TASK STATEMENT | Check each line of the records below for the word "Programming" and copy those where it appears.

Collection entries
────────────────────────────────────────

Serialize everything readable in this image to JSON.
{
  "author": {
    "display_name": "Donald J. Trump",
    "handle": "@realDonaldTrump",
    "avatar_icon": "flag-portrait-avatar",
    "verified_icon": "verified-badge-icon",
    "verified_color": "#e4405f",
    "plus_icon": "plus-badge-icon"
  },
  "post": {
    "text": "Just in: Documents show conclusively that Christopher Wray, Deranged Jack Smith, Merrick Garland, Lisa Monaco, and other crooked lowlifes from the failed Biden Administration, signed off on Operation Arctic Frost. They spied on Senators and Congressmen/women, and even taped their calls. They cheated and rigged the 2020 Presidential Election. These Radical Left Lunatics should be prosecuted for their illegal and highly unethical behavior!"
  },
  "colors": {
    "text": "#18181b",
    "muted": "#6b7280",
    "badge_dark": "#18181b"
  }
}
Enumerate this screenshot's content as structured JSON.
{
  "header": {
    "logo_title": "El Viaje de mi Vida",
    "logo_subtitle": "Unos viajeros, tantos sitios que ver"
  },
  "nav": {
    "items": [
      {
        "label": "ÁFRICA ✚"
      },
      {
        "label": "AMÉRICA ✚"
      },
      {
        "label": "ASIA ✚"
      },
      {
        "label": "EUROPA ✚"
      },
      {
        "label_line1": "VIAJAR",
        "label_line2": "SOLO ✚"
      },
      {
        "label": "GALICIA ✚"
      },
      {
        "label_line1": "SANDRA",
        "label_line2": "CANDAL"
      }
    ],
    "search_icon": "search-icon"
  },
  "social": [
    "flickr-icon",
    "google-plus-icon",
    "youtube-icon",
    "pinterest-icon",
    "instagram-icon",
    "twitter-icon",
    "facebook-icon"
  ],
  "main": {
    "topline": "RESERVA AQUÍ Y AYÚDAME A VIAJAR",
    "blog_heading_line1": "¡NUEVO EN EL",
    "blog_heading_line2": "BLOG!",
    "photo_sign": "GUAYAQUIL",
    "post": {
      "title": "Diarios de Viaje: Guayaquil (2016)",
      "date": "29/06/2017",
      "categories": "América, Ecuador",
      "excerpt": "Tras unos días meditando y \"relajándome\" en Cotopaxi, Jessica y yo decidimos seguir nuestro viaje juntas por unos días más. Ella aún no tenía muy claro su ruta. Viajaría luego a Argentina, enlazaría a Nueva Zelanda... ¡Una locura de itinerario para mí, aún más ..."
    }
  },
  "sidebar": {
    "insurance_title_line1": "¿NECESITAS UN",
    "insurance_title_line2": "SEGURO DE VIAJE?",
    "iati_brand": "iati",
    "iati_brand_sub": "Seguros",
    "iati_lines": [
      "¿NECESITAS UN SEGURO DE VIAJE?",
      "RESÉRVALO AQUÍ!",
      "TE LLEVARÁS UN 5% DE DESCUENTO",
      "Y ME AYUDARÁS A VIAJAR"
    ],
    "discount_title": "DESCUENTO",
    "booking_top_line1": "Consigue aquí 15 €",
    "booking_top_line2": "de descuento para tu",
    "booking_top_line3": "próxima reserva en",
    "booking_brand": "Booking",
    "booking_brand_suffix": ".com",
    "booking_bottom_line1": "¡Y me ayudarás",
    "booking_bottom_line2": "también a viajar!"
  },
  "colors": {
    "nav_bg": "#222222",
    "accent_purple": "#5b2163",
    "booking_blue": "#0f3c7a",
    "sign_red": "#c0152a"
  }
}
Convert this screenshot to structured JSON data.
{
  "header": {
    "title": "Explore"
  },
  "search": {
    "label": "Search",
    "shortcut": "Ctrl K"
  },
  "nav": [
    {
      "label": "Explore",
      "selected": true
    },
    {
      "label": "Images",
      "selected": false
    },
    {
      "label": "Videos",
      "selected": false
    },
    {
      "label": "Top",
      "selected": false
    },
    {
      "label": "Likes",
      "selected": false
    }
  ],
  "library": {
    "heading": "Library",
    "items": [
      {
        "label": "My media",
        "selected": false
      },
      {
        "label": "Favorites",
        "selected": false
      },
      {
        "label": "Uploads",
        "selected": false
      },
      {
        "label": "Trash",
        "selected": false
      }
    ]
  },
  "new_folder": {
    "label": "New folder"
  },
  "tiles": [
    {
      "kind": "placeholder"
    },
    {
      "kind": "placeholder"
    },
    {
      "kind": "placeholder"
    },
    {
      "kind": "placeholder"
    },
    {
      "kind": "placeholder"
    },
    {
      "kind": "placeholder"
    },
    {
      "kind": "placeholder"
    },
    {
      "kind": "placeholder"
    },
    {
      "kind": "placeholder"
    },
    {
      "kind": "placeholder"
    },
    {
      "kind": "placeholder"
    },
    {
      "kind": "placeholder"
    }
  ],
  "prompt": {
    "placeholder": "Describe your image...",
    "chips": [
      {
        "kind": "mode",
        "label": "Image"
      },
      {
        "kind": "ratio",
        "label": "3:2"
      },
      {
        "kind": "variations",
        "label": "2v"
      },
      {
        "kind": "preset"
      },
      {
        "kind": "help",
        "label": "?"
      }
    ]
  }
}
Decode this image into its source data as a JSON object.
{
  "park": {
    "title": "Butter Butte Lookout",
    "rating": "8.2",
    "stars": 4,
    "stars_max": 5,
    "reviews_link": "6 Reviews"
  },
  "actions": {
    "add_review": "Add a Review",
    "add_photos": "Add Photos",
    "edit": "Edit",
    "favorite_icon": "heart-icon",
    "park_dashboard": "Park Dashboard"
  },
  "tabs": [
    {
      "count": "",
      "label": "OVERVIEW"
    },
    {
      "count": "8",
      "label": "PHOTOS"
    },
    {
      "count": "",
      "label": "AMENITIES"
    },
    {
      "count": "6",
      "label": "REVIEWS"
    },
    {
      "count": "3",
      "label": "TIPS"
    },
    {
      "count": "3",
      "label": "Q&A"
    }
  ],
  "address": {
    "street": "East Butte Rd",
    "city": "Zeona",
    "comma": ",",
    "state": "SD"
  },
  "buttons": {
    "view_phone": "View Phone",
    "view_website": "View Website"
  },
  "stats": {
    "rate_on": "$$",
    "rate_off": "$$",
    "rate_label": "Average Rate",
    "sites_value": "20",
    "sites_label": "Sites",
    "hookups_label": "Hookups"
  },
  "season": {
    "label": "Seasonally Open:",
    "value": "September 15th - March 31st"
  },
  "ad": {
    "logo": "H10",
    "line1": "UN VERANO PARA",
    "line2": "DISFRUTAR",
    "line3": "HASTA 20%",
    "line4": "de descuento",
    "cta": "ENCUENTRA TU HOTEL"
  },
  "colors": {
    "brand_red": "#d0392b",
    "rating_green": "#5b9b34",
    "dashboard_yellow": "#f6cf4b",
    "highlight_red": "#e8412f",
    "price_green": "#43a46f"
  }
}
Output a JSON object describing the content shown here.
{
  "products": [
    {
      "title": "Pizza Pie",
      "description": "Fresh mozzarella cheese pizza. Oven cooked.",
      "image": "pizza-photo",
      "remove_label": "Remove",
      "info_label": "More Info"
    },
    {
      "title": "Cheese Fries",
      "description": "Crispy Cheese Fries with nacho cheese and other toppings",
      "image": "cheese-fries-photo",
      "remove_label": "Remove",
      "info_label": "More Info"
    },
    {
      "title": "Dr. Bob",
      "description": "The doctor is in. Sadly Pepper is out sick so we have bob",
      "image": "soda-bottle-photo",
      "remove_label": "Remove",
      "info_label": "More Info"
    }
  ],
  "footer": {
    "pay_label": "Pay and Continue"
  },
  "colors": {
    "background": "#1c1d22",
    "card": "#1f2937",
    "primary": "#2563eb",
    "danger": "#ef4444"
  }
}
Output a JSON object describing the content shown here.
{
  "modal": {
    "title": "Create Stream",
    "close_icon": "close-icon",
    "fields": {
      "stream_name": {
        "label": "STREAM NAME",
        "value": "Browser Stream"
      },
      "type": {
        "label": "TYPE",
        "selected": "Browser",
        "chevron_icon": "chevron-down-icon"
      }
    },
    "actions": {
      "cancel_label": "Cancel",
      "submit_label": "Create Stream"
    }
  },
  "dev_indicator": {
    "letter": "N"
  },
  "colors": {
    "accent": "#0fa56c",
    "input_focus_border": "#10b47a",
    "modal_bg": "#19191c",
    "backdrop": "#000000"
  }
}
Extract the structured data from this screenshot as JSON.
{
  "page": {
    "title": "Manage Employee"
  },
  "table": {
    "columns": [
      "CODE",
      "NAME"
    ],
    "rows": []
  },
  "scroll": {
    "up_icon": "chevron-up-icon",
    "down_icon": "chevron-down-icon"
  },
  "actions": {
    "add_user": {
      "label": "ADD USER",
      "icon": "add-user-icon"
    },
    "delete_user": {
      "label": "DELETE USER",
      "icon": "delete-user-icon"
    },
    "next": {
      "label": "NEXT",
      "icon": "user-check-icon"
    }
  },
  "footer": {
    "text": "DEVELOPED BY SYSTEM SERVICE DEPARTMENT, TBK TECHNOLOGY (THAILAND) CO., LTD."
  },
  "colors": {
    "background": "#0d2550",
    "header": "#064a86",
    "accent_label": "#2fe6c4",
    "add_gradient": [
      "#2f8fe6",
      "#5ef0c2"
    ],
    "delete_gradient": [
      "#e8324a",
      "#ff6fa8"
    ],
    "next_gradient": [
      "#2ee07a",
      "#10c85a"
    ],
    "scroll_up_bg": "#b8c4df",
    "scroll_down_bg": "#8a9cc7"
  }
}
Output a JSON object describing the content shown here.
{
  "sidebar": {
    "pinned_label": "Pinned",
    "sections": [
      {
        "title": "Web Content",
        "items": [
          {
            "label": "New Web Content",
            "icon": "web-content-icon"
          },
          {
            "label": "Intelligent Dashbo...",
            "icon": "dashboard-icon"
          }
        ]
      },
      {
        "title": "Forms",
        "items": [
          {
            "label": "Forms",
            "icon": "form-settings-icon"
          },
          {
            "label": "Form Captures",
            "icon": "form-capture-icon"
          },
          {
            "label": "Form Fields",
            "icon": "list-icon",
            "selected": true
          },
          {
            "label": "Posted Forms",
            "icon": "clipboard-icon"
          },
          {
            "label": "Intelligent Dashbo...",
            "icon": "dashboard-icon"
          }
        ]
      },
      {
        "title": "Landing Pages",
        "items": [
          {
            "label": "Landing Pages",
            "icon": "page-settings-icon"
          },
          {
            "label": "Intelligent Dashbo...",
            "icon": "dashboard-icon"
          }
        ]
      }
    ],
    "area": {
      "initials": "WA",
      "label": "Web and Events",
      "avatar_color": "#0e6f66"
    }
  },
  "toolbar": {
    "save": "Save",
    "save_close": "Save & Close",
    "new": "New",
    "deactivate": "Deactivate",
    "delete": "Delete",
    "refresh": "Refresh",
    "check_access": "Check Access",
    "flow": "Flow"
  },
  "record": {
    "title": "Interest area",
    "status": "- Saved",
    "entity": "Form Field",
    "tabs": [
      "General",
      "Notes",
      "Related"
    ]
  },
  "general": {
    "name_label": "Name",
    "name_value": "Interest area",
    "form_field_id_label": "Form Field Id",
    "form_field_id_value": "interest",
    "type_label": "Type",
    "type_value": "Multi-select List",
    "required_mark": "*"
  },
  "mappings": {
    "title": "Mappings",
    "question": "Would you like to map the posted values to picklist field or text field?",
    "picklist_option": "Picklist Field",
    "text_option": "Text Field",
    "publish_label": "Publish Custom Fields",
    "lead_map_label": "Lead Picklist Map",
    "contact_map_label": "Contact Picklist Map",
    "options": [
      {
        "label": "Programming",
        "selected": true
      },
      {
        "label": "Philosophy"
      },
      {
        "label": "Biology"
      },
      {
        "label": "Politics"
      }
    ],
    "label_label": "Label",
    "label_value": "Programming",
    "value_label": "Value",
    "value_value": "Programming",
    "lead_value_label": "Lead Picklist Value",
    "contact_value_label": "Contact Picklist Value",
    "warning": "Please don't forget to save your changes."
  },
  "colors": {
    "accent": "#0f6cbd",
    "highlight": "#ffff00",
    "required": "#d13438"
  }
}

────────────────────────────────────────

CORRECT ANSWER |
        "label": "Programming",
    "label_value": "Programming",
    "value_value": "Programming",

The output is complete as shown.